> Written instruction:
Pull out every line below that contains the word "familiar".

— START OF Recorded information —

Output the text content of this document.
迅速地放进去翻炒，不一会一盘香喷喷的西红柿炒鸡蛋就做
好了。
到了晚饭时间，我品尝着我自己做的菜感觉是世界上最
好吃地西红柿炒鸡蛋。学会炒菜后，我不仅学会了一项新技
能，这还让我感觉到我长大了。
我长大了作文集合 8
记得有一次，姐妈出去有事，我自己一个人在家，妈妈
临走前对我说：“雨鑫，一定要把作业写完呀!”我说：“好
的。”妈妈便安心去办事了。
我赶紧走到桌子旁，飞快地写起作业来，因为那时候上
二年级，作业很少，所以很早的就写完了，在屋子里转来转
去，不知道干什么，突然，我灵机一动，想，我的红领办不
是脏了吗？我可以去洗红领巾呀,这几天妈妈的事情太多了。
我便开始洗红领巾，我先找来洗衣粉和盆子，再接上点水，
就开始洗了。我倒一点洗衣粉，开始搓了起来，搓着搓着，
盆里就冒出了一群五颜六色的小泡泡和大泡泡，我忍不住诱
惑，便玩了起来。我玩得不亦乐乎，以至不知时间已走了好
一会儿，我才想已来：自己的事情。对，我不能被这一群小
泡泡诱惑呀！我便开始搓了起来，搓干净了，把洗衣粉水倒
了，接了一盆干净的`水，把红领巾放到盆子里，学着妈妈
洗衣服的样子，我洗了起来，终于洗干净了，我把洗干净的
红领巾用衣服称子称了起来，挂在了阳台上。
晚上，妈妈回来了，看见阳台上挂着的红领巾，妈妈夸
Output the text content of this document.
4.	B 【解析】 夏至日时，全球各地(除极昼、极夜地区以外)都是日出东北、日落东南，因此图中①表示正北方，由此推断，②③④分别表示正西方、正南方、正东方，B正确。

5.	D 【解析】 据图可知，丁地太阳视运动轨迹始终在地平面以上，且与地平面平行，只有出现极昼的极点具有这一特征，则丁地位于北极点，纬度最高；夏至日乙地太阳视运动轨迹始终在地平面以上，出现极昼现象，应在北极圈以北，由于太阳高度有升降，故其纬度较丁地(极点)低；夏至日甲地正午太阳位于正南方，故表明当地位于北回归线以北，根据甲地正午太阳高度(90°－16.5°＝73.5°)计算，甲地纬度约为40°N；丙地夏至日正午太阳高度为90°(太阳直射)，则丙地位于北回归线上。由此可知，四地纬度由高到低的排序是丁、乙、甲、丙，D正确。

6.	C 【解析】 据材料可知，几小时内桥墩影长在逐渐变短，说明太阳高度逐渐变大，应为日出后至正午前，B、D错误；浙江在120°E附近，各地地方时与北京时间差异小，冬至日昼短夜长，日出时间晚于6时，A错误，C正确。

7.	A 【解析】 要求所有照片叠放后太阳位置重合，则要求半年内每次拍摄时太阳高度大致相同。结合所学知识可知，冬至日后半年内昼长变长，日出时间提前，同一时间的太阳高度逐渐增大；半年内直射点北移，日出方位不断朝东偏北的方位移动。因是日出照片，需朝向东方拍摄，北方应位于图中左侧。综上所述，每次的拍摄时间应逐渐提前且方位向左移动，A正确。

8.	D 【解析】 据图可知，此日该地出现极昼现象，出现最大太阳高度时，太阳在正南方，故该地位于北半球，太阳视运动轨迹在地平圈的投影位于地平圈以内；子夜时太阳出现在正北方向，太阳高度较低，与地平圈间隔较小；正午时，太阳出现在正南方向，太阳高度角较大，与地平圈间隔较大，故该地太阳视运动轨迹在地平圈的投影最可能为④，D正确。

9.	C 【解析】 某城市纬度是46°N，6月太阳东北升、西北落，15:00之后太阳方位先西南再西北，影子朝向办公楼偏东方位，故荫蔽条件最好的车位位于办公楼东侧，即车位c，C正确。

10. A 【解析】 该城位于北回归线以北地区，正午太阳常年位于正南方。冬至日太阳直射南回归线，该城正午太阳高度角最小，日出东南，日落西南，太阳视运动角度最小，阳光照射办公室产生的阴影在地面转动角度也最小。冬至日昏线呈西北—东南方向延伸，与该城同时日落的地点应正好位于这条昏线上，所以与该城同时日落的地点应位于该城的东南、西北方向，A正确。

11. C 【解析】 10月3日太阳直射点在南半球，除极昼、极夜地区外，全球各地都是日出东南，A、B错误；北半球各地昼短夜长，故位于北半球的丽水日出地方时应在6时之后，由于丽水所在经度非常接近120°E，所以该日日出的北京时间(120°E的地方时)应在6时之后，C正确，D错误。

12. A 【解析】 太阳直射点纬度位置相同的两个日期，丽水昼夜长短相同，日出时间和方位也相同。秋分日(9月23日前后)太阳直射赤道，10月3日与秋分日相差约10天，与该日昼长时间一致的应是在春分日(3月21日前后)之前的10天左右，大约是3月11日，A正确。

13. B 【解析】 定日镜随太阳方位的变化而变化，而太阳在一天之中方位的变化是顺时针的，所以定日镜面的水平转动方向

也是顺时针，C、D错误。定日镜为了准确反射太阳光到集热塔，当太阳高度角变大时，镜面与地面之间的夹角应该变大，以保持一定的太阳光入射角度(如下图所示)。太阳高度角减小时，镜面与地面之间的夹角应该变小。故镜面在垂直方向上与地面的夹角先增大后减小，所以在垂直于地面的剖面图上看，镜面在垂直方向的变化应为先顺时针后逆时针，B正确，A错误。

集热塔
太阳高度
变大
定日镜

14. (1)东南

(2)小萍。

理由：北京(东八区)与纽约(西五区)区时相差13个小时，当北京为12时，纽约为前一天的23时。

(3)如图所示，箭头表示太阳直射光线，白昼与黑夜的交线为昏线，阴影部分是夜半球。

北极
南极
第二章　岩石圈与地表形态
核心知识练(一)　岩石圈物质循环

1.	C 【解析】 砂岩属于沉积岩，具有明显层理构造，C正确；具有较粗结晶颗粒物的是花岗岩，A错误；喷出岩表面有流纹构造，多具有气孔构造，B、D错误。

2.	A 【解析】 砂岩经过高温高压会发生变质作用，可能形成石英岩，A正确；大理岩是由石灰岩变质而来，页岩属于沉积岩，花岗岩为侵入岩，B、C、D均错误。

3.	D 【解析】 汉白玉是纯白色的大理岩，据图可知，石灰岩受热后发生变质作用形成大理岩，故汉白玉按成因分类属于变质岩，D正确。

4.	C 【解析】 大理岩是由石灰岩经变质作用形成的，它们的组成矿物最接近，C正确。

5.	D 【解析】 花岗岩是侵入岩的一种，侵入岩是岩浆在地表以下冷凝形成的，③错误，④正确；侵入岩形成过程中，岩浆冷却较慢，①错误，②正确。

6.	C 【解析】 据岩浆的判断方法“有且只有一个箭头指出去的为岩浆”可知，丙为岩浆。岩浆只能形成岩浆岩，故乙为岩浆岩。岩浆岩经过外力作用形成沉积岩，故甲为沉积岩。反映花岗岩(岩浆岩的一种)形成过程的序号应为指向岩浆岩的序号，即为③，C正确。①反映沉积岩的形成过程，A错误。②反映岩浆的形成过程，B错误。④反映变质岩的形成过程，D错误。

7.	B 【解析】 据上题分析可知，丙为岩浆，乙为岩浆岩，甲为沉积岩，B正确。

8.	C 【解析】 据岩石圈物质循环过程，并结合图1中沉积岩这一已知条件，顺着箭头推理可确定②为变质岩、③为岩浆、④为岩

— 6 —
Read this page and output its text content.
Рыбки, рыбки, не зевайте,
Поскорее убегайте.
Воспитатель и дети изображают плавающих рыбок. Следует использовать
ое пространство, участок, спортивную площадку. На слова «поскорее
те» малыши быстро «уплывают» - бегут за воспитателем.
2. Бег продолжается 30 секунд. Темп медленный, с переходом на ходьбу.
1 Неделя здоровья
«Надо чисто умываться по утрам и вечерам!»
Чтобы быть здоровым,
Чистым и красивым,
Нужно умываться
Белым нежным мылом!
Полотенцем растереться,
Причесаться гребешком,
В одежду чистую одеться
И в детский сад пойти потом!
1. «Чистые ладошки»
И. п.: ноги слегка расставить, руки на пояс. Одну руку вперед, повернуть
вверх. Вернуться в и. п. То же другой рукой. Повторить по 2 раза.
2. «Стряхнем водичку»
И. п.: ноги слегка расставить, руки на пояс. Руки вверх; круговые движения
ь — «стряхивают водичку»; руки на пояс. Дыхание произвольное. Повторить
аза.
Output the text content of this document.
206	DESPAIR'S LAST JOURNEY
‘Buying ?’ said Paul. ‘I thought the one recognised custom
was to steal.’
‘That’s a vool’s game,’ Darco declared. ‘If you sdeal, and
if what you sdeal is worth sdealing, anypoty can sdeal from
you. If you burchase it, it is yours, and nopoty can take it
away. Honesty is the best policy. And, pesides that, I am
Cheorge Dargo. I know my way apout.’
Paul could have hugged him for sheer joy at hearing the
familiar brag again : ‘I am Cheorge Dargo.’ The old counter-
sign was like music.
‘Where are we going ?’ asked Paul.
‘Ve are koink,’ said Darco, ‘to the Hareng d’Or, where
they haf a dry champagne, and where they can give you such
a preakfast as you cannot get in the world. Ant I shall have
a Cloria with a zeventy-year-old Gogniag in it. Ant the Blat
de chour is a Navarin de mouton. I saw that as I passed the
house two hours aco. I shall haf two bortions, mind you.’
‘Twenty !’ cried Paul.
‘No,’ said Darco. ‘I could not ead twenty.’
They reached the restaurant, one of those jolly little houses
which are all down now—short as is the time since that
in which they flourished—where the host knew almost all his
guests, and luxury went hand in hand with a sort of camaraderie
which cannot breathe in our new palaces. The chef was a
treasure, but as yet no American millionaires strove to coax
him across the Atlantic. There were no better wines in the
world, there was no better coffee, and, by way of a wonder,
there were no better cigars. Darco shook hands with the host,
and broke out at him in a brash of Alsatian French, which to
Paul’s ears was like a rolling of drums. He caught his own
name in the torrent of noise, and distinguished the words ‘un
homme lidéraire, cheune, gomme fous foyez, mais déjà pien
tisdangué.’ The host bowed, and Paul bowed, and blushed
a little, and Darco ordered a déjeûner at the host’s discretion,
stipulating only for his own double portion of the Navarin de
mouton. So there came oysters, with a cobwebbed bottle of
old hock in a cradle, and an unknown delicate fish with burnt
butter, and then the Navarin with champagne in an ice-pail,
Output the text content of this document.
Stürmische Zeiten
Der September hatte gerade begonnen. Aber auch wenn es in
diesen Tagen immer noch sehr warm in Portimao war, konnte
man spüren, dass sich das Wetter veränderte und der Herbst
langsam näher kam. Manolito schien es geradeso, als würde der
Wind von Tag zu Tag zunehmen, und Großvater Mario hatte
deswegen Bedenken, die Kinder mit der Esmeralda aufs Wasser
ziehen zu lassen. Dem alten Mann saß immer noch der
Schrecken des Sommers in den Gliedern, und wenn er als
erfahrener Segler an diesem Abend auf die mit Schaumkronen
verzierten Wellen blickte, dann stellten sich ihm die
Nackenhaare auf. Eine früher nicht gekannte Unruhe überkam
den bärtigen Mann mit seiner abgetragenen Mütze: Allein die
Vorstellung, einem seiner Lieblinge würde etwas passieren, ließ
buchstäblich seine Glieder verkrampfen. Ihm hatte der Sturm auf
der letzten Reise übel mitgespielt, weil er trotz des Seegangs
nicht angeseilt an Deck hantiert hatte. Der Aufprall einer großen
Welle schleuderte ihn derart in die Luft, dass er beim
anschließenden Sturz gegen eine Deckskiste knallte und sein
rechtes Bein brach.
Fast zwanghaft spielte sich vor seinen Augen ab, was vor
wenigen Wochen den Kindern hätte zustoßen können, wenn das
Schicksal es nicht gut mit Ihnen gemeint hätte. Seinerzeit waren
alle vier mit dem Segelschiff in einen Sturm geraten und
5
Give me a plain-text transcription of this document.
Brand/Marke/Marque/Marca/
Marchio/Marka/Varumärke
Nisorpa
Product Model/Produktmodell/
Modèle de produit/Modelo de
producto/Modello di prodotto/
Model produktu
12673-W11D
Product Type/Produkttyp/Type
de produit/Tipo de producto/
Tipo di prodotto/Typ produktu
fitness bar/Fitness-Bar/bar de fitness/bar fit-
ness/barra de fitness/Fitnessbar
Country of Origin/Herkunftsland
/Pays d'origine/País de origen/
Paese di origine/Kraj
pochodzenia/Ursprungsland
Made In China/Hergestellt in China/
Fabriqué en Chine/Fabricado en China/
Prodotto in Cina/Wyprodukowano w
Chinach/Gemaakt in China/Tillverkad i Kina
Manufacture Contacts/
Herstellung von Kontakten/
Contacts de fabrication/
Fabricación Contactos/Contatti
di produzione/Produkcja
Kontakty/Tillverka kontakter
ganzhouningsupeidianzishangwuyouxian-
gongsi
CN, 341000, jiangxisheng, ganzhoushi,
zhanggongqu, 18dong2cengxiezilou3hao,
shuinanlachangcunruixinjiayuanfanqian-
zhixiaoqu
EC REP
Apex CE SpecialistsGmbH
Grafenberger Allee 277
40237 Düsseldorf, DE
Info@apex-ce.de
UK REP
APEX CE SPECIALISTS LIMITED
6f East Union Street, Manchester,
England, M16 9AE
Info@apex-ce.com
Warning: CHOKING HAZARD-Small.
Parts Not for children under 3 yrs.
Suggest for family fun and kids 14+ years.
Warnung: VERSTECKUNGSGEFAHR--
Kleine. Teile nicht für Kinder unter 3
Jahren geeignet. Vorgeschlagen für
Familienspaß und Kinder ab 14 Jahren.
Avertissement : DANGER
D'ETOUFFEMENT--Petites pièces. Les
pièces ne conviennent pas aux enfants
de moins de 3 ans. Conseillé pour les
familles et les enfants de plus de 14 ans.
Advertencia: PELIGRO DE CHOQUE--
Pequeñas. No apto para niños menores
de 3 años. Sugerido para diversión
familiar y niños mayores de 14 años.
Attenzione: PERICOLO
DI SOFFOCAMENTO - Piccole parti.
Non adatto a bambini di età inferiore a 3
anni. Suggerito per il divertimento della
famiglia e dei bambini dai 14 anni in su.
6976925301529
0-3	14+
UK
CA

— END OF Recorded information —

> Response to the exercise:
familiar brag again : ‘I am Cheorge Dargo.’ The old counter-
familiar y niños mayores de 14 años.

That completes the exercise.